[Dataset items]

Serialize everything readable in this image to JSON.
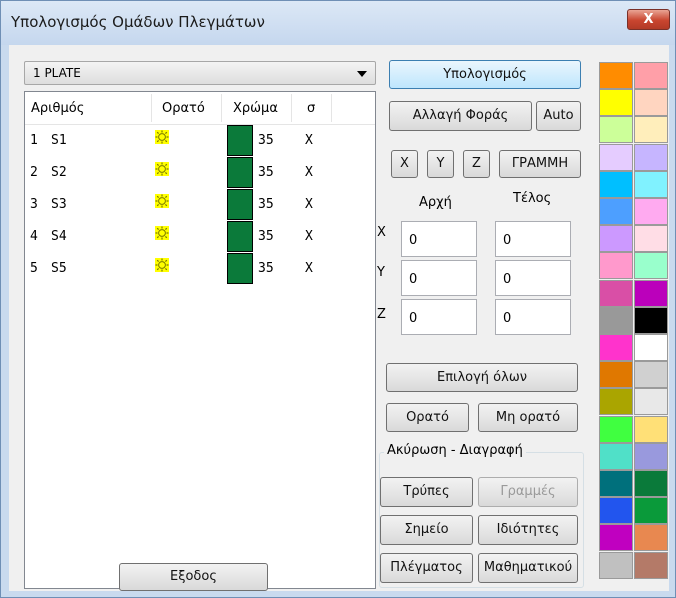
{
  "window": {
    "title": "Υπολογισμός Ομάδων Πλεγμάτων",
    "close_label": "X"
  },
  "combo": {
    "value": "1 PLATE"
  },
  "table": {
    "headers": [
      "Αριθμός",
      "Ορατό",
      "Χρώμα",
      "σ"
    ],
    "rows": [
      {
        "num": "1",
        "name": "S1",
        "color": "#0b7a3a",
        "val": "35",
        "sigma": "X"
      },
      {
        "num": "2",
        "name": "S2",
        "color": "#0b7a3a",
        "val": "35",
        "sigma": "X"
      },
      {
        "num": "3",
        "name": "S3",
        "color": "#0b7a3a",
        "val": "35",
        "sigma": "X"
      },
      {
        "num": "4",
        "name": "S4",
        "color": "#0b7a3a",
        "val": "35",
        "sigma": "X"
      },
      {
        "num": "5",
        "name": "S5",
        "color": "#0b7a3a",
        "val": "35",
        "sigma": "X"
      }
    ]
  },
  "buttons": {
    "calculate": "Υπολογισμός",
    "change_direction": "Αλλαγή Φοράς",
    "auto": "Auto",
    "x": "X",
    "y": "Y",
    "z": "Z",
    "line": "ΓΡΑΜΜΗ",
    "select_all": "Επιλογή όλων",
    "visible": "Ορατό",
    "not_visible": "Μη ορατό",
    "holes": "Τρύπες",
    "lines": "Γραμμές",
    "point": "Σημείο",
    "properties": "Ιδιότητες",
    "mesh": "Πλέγματος",
    "mathematical": "Μαθηματικού",
    "exit": "Εξοδος"
  },
  "coords": {
    "start_label": "Αρχή",
    "end_label": "Τέλος",
    "x_label": "X",
    "y_label": "Y",
    "z_label": "Z",
    "x_start": "0",
    "x_end": "0",
    "y_start": "0",
    "y_end": "0",
    "z_start": "0",
    "z_end": "0"
  },
  "group": {
    "title": "Ακύρωση - Διαγραφή"
  },
  "palette": {
    "left": [
      "#ff8c00",
      "#ffff00",
      "#ccff99",
      "#e5ccff",
      "#00bfff",
      "#4d9fff",
      "#cc99ff",
      "#ff99cc",
      "#d94fa6",
      "#999999",
      "#ff33cc",
      "#e07800",
      "#aaa500",
      "#40ff40",
      "#50e0c8",
      "#00707c",
      "#2255ee",
      "#c000c0",
      "#c0c0c0"
    ],
    "right": [
      "#ff9fa8",
      "#ffd5c0",
      "#ffeebb",
      "#c6b5ff",
      "#80f2ff",
      "#ffaaf0",
      "#ffdde6",
      "#99ffcc",
      "#bb00bb",
      "#000000",
      "#ffffff",
      "#d0d0d0",
      "#e8e8e8",
      "#ffe077",
      "#9999dd",
      "#0a7a3a",
      "#0a9a3a",
      "#e88850",
      "#b47a68"
    ]
  }
}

WRITTEN INSTRUCTION: Copy the material above exactly and drop the pictures.

RESPONSE TO THE EXERCISE:
Serialize everything readable in this image to JSON.
{
  "window": {
    "title": "Υπολογισμός Ομάδων Πλεγμάτων",
    "close_label": "X"
  },
  "combo": {
    "value": "1 PLATE"
  },
  "table": {
    "headers": [
      "Αριθμός",
      "Ορατό",
      "Χρώμα",
      "σ"
    ],
    "rows": [
      {
        "num": "1",
        "name": "S1",
        "color": "#0b7a3a",
        "val": "35",
        "sigma": "X"
      },
      {
        "num": "2",
        "name": "S2",
        "color": "#0b7a3a",
        "val": "35",
        "sigma": "X"
      },
      {
        "num": "3",
        "name": "S3",
        "color": "#0b7a3a",
        "val": "35",
        "sigma": "X"
      },
      {
        "num": "4",
        "name": "S4",
        "color": "#0b7a3a",
        "val": "35",
        "sigma": "X"
      },
      {
        "num": "5",
        "name": "S5",
        "color": "#0b7a3a",
        "val": "35",
        "sigma": "X"
      }
    ]
  },
  "buttons": {
    "calculate": "Υπολογισμός",
    "change_direction": "Αλλαγή Φοράς",
    "auto": "Auto",
    "x": "X",
    "y": "Y",
    "z": "Z",
    "line": "ΓΡΑΜΜΗ",
    "select_all": "Επιλογή όλων",
    "visible": "Ορατό",
    "not_visible": "Μη ορατό",
    "holes": "Τρύπες",
    "lines": "Γραμμές",
    "point": "Σημείο",
    "properties": "Ιδιότητες",
    "mesh": "Πλέγματος",
    "mathematical": "Μαθηματικού",
    "exit": "Εξοδος"
  },
  "coords": {
    "start_label": "Αρχή",
    "end_label": "Τέλος",
    "x_label": "X",
    "y_label": "Y",
    "z_label": "Z",
    "x_start": "0",
    "x_end": "0",
    "y_start": "0",
    "y_end": "0",
    "z_start": "0",
    "z_end": "0"
  },
  "group": {
    "title": "Ακύρωση - Διαγραφή"
  },
  "palette": {
    "left": [
      "#ff8c00",
      "#ffff00",
      "#ccff99",
      "#e5ccff",
      "#00bfff",
      "#4d9fff",
      "#cc99ff",
      "#ff99cc",
      "#d94fa6",
      "#999999",
      "#ff33cc",
      "#e07800",
      "#aaa500",
      "#40ff40",
      "#50e0c8",
      "#00707c",
      "#2255ee",
      "#c000c0",
      "#c0c0c0"
    ],
    "right": [
      "#ff9fa8",
      "#ffd5c0",
      "#ffeebb",
      "#c6b5ff",
      "#80f2ff",
      "#ffaaf0",
      "#ffdde6",
      "#99ffcc",
      "#bb00bb",
      "#000000",
      "#ffffff",
      "#d0d0d0",
      "#e8e8e8",
      "#ffe077",
      "#9999dd",
      "#0a7a3a",
      "#0a9a3a",
      "#e88850",
      "#b47a68"
    ]
  }
}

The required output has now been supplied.